▸ Excerpt to read
════

By now, you know how to pronounce words, and you've gotten started learning new words. But you probably don't feel like you know anything really useful yet, and that's not fun. So let's change that.

Get your money's worth


After you decide to learn a new language, it's hard to know where to start. Classes and tutors can be expensive and inconvenient. Many books can be frustrating. And software solutions tend to be extremely expensive!

I like to spend as little as possible on learning materials. In most cases, you can find something just as good for free on the internet. This is particularly true in the case of dictionaries.

Language dictionaries tend to be big, cumbersome books with everything printed twice — once in English to the foreign language, and then once translating back to English. Moreover, they require that you know how to spell the word you're looking for, which is often not the case when you're learning a new language. Basically, dictionaries are junk.

Computers are better


Perhaps the best tool in my language learning arsenal is WordReference.com. Here I can look up words in several different languages and convert them back and forth. If I misspell something, I get suggestions to help me find the word I was looking for, but that doesn't happen often thanks to the autosuggest as I type. Even more, there are helpful forums in all the languages, where you can ask questions about word usage and more!

I have shortcuts to WordReference on every computer I own, and a WordReference window always open on my iPhone. It's possible that I use this magnificent web site more than I use Google. I'm quite certain that you'll find it handy too.

════

▸ Listed entries

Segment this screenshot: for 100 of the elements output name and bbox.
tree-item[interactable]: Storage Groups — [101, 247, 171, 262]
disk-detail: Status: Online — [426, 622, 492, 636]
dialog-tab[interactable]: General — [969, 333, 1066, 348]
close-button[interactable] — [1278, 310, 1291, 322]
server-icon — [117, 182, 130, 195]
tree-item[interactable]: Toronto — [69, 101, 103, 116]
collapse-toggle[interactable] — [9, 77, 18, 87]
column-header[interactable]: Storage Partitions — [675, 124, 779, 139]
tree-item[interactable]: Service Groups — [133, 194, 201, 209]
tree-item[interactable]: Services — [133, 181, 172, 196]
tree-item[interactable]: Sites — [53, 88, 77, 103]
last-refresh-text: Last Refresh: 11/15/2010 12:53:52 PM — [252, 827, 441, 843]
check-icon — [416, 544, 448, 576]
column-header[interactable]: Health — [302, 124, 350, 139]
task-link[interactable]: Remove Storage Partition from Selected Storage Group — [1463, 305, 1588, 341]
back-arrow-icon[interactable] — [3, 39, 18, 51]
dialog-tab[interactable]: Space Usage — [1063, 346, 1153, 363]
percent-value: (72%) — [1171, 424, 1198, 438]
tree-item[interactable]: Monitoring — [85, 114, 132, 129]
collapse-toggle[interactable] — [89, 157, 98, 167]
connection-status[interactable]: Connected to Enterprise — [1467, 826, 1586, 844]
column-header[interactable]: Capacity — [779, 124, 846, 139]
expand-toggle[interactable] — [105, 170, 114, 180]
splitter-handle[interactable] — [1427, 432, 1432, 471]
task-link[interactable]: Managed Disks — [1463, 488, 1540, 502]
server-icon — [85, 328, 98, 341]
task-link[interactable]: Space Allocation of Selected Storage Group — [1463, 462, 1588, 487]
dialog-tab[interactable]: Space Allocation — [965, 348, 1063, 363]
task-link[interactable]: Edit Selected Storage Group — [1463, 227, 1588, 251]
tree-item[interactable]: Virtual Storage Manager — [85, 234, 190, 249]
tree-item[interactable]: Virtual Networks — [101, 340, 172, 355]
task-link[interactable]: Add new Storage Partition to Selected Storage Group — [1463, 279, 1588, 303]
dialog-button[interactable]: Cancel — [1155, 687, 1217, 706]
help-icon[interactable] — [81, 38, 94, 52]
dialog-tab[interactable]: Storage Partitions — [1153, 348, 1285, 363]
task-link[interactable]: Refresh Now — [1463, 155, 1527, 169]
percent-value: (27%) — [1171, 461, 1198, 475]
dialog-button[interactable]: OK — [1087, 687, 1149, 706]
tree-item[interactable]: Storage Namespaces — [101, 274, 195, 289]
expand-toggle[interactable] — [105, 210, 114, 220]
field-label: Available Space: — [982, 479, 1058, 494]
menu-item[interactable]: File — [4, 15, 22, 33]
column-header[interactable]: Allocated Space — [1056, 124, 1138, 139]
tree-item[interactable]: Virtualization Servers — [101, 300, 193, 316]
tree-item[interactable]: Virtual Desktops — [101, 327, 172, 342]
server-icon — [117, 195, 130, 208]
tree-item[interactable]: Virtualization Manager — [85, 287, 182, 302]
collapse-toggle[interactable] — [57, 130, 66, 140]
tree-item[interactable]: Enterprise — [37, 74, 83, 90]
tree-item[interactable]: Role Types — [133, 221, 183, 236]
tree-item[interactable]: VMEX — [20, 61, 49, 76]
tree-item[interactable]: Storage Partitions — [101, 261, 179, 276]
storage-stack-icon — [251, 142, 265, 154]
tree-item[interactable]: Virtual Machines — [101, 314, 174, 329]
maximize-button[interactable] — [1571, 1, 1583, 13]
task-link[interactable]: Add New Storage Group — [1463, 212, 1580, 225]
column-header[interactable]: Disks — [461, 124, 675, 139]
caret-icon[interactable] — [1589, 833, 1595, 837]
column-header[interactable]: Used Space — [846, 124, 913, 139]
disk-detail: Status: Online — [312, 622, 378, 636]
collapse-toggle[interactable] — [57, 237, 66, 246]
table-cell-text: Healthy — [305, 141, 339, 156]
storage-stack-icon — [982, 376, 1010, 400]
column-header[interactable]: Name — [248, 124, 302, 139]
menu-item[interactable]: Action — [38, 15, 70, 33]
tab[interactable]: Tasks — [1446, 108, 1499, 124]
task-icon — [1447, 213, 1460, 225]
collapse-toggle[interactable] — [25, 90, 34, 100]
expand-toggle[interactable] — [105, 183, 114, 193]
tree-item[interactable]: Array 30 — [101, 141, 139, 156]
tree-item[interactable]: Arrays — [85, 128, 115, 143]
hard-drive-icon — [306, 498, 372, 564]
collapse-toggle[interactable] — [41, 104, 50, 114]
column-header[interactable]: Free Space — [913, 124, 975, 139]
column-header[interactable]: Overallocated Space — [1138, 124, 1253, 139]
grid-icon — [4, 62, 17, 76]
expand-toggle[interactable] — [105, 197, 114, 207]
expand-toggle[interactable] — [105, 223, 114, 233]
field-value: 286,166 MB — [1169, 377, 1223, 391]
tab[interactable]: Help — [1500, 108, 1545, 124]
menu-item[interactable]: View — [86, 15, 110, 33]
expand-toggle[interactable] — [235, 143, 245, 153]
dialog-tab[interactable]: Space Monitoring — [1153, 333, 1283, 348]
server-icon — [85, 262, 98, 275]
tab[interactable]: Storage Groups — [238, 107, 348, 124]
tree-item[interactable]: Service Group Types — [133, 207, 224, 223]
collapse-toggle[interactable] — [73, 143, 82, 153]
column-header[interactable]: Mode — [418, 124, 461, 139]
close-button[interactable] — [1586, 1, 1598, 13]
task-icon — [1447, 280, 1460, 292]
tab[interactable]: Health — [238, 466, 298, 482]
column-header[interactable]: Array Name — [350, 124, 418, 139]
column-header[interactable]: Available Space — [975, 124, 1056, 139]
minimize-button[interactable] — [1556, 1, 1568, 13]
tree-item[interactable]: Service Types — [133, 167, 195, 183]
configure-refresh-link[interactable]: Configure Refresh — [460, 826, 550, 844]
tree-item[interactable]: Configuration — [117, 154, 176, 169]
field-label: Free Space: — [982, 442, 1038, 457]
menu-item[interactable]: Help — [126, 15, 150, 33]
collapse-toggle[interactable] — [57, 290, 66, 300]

════

▸ The task
Print the passage from the language-learning text above verbatim, starting at "Get your money's" and ending at "case of dictionaries.".

▸ Task solution
Get your money's worth


After you decide to learn a new language, it's hard to know where to start. Classes and tutors can be expensive and inconvenient. Many books can be frustrating. And software solutions tend to be extremely expensive!

I like to spend as little as possible on learning materials. In most cases, you can find something just as good for free on the internet. This is particularly true in the case of dictionaries.